#### The request:
Records follow. Copy every line with "Shingo".

***

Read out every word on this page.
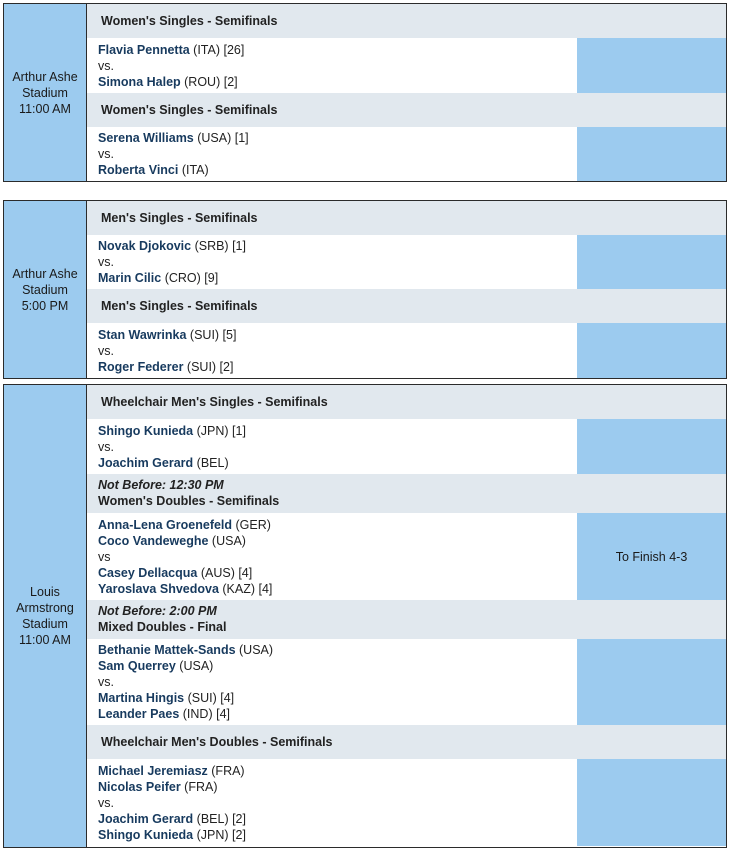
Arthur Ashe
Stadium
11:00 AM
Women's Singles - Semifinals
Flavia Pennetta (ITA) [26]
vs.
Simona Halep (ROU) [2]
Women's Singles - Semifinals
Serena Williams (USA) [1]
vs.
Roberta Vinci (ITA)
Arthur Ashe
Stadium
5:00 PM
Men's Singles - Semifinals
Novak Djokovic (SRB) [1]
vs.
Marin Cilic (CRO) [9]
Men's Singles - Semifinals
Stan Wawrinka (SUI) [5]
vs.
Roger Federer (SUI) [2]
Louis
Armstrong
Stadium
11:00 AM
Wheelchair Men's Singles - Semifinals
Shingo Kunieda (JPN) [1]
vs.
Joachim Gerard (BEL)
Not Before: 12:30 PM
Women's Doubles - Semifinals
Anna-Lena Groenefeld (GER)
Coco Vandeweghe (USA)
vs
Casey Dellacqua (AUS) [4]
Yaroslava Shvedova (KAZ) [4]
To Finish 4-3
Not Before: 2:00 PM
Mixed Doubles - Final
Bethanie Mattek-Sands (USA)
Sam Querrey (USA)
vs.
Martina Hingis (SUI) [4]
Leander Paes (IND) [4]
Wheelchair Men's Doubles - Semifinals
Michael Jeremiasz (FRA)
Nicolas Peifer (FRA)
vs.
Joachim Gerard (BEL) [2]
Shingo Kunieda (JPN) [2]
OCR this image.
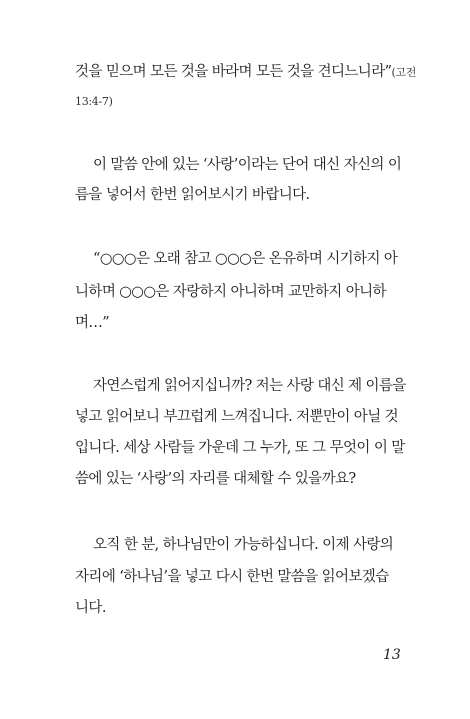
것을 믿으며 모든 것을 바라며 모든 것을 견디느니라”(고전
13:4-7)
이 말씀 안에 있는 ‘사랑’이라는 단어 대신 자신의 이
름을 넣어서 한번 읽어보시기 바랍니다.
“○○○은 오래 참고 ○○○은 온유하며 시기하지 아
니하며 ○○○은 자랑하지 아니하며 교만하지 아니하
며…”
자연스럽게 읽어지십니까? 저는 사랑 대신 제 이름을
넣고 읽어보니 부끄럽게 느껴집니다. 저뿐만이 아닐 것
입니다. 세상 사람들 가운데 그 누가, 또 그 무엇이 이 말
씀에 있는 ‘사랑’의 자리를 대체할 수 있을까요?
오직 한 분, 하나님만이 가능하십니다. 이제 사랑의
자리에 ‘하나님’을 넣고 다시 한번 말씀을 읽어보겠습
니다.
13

***

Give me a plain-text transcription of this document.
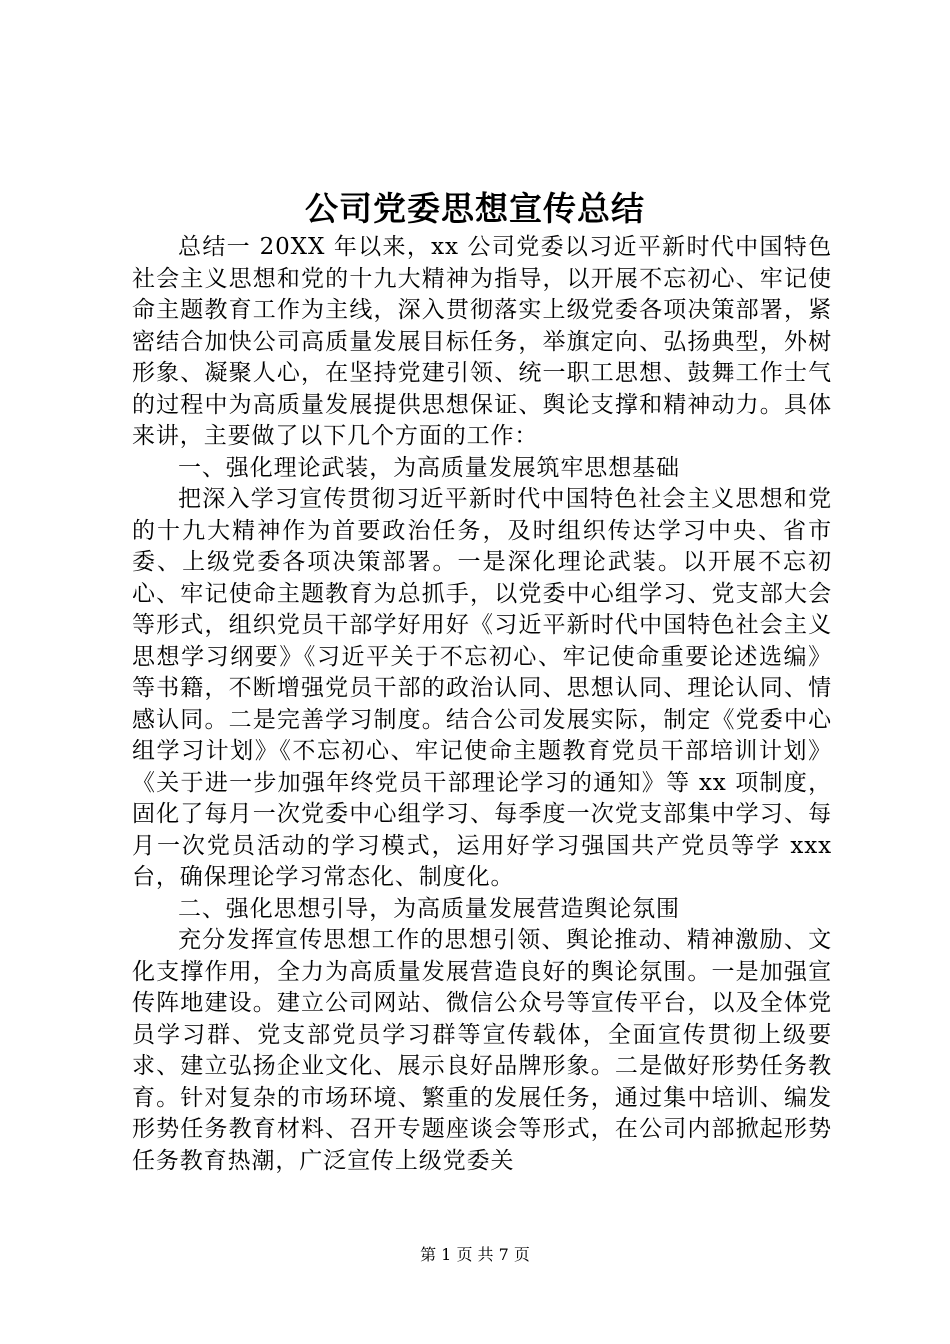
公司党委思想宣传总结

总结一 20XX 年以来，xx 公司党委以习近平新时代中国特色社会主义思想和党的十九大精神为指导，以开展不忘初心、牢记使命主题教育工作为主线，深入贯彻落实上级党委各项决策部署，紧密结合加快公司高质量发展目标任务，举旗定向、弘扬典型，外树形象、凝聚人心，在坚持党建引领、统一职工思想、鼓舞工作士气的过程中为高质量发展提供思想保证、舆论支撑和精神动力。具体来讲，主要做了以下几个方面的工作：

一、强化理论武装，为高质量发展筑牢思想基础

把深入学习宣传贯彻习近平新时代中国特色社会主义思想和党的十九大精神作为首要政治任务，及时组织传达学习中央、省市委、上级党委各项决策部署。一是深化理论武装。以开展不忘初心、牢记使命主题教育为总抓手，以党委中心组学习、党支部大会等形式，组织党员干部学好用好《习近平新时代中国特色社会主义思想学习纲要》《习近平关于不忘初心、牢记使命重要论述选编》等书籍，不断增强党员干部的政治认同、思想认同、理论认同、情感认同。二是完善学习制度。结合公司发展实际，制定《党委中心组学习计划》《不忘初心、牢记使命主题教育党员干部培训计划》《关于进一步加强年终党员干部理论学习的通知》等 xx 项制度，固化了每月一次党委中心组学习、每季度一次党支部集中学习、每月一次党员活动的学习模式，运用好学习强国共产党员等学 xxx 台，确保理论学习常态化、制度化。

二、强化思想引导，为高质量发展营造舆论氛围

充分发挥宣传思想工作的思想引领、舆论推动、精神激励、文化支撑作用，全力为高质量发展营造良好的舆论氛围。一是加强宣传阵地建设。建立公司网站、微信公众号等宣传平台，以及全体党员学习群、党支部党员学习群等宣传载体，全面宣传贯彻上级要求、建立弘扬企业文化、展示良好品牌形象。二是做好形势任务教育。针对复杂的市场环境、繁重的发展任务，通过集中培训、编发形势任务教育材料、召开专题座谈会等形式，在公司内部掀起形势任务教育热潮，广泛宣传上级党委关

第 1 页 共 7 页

***

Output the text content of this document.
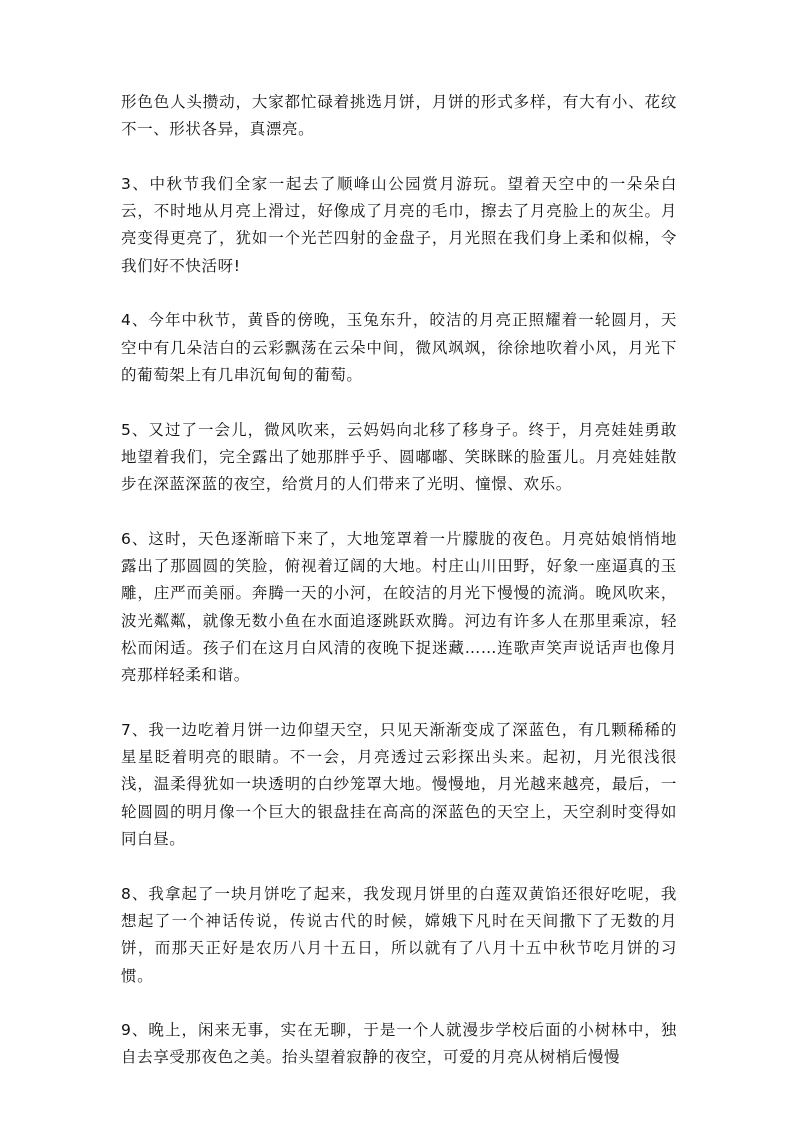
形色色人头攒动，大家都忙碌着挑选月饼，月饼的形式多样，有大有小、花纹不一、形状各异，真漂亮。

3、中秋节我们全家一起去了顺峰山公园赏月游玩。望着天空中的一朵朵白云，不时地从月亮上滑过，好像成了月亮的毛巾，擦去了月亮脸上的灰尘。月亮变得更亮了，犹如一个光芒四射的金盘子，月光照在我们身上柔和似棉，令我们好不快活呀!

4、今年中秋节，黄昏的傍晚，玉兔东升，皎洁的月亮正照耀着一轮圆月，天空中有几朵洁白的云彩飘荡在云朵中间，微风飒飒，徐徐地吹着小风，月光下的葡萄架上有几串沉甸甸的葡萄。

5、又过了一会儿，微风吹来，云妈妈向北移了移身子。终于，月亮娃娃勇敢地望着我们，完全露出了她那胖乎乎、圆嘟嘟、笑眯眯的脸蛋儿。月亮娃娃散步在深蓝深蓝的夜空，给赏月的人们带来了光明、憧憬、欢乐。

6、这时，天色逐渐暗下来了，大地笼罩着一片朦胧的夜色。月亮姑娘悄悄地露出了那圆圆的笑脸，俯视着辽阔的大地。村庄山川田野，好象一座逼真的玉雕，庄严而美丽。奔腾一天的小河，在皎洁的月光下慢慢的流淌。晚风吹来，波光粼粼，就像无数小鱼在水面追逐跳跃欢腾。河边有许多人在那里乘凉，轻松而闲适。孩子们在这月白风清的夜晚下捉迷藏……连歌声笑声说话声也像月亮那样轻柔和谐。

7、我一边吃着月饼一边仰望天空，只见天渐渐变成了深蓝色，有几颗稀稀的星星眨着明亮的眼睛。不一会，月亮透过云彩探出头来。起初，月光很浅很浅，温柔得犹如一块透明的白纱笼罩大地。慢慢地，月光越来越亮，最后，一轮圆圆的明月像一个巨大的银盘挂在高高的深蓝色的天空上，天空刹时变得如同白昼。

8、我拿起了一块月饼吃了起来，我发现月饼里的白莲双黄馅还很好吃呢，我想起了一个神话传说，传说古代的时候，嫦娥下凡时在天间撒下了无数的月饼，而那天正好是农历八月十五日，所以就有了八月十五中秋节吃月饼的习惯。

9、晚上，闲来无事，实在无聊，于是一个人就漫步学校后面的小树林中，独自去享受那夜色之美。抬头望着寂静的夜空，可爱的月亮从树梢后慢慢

***

#### Exercise solution:
Shingo Kunieda (JPN) [1]
Shingo Kunieda (JPN) [2]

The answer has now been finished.